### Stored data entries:

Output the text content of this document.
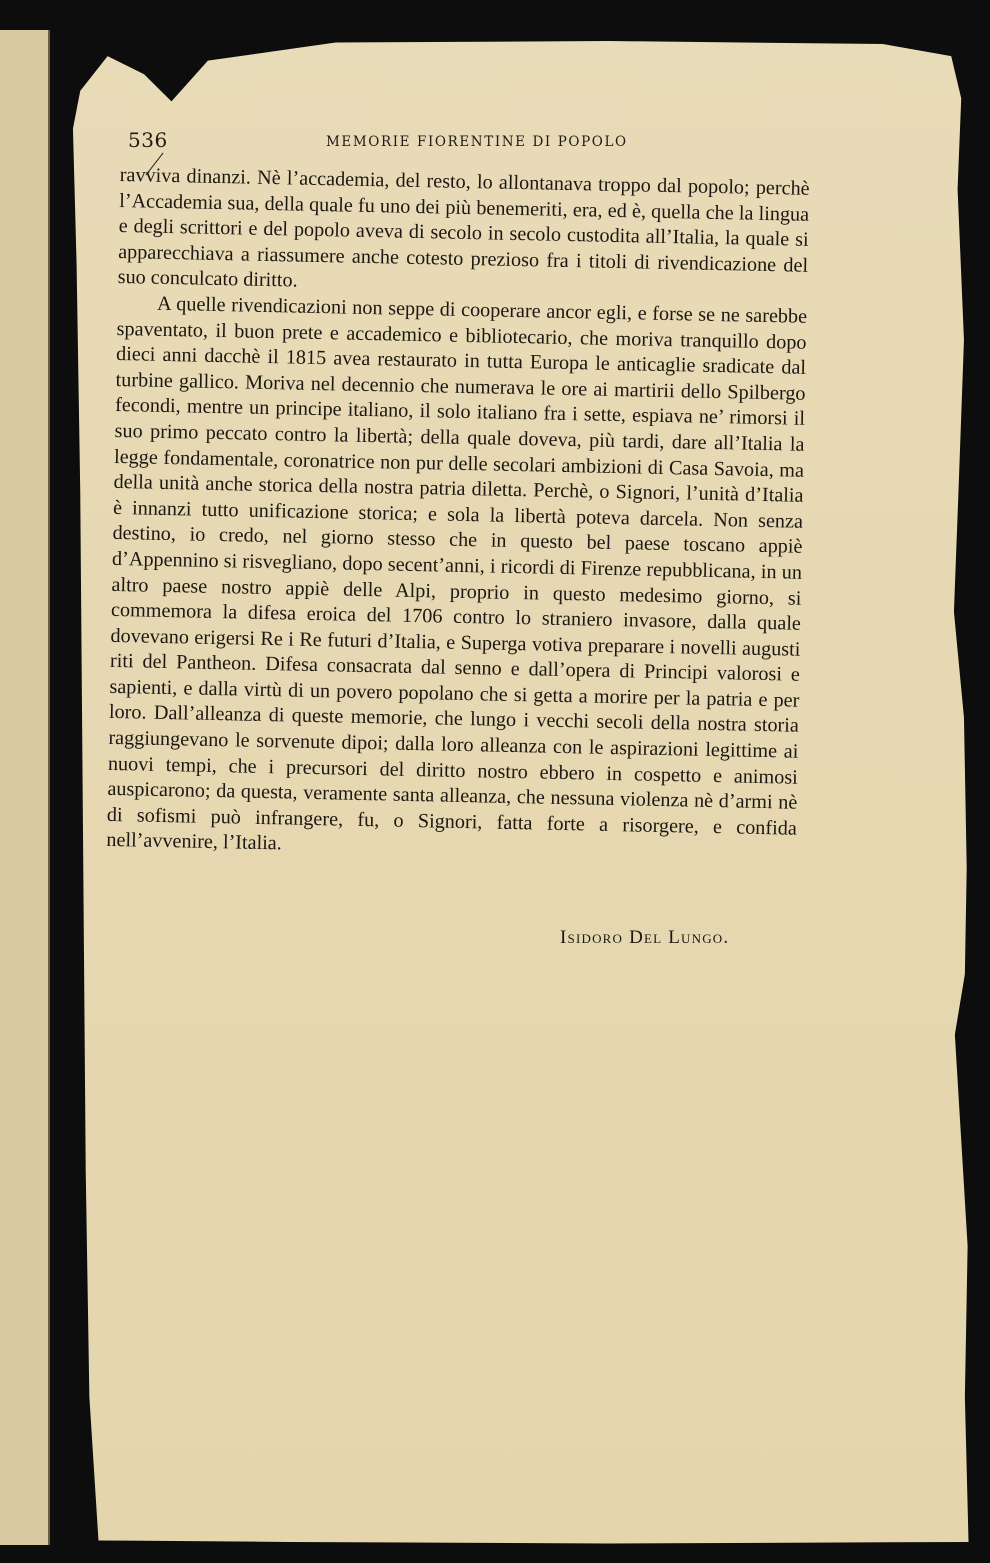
536	MEMORIE FIORENTINE DI POPOLO

ravviva dinanzi. Nè l’accademia, del resto, lo allontanava troppo dal popolo; perchè l’Accademia sua, della quale fu uno dei più benemeriti, era, ed è, quella che la lingua e degli scrittori e del popolo aveva di secolo in secolo custodita all’Italia, la quale si apparecchiava a riassumere anche cotesto prezioso fra i titoli di rivendicazione del suo conculcato diritto.

A quelle rivendicazioni non seppe di cooperare ancor egli, e forse se ne sarebbe spaventato, il buon prete e accademico e bibliotecario, che moriva tranquillo dopo dieci anni dacchè il 1815 avea restaurato in tutta Europa le anticaglie sradicate dal turbine gallico. Moriva nel decennio che numerava le ore ai martirii dello Spilbergo fecondi, mentre un principe italiano, il solo italiano fra i sette, espiava ne’ rimorsi il suo primo peccato contro la libertà; della quale doveva, più tardi, dare all’Italia la legge fondamentale, coronatrice non pur delle secolari ambizioni di Casa Savoia, ma della unità anche storica della nostra patria diletta. Perchè, o Signori, l’unità d’Italia è innanzi tutto unificazione storica; e sola la libertà poteva darcela. Non senza destino, io credo, nel giorno stesso che in questo bel paese toscano appiè d’Appennino si risvegliano, dopo secent’anni, i ricordi di Firenze repubblicana, in un altro paese nostro appiè delle Alpi, proprio in questo medesimo giorno, si commemora la difesa eroica del 1706 contro lo straniero invasore, dalla quale dovevano erigersi Re i Re futuri d’Italia, e Superga votiva preparare i novelli augusti riti del Pantheon. Difesa consacrata dal senno e dall’opera di Principi valorosi e sapienti, e dalla virtù di un povero popolano che si getta a morire per la patria e per loro. Dall’alleanza di queste memorie, che lungo i vecchi secoli della nostra storia raggiungevano le sorvenute dipoi; dalla loro alleanza con le aspirazioni legittime ai nuovi tempi, che i precursori del diritto nostro ebbero in cospetto e animosi auspicarono; da questa, veramente santa alleanza, che nessuna violenza nè d’armi nè di sofismi può infrangere, fu, o Signori, fatta forte a risorgere, e confida nell’avvenire, l’Italia.

Isidoro Del Lungo.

### Direction:
Leave out the pictures and restate everything else word for word.

### Result for this exercise:
Output the text content of this document.
536	MEMORIE FIORENTINE DI POPOLO

ravviva dinanzi. Nè l’accademia, del resto, lo allontanava troppo dal popolo; perchè l’Accademia sua, della quale fu uno dei più benemeriti, era, ed è, quella che la lingua e degli scrittori e del popolo aveva di secolo in secolo custodita all’Italia, la quale si apparecchiava a riassumere anche cotesto prezioso fra i titoli di rivendicazione del suo conculcato diritto.

A quelle rivendicazioni non seppe di cooperare ancor egli, e forse se ne sarebbe spaventato, il buon prete e accademico e bibliotecario, che moriva tranquillo dopo dieci anni dacchè il 1815 avea restaurato in tutta Europa le anticaglie sradicate dal turbine gallico. Moriva nel decennio che numerava le ore ai martirii dello Spilbergo fecondi, mentre un principe italiano, il solo italiano fra i sette, espiava ne’ rimorsi il suo primo peccato contro la libertà; della quale doveva, più tardi, dare all’Italia la legge fondamentale, coronatrice non pur delle secolari ambizioni di Casa Savoia, ma della unità anche storica della nostra patria diletta. Perchè, o Signori, l’unità d’Italia è innanzi tutto unificazione storica; e sola la libertà poteva darcela. Non senza destino, io credo, nel giorno stesso che in questo bel paese toscano appiè d’Appennino si risvegliano, dopo secent’anni, i ricordi di Firenze repubblicana, in un altro paese nostro appiè delle Alpi, proprio in questo medesimo giorno, si commemora la difesa eroica del 1706 contro lo straniero invasore, dalla quale dovevano erigersi Re i Re futuri d’Italia, e Superga votiva preparare i novelli augusti riti del Pantheon. Difesa consacrata dal senno e dall’opera di Principi valorosi e sapienti, e dalla virtù di un povero popolano che si getta a morire per la patria e per loro. Dall’alleanza di queste memorie, che lungo i vecchi secoli della nostra storia raggiungevano le sorvenute dipoi; dalla loro alleanza con le aspirazioni legittime ai nuovi tempi, che i precursori del diritto nostro ebbero in cospetto e animosi auspicarono; da questa, veramente santa alleanza, che nessuna violenza nè d’armi nè di sofismi può infrangere, fu, o Signori, fatta forte a risorgere, e confida nell’avvenire, l’Italia.

Isidoro Del Lungo.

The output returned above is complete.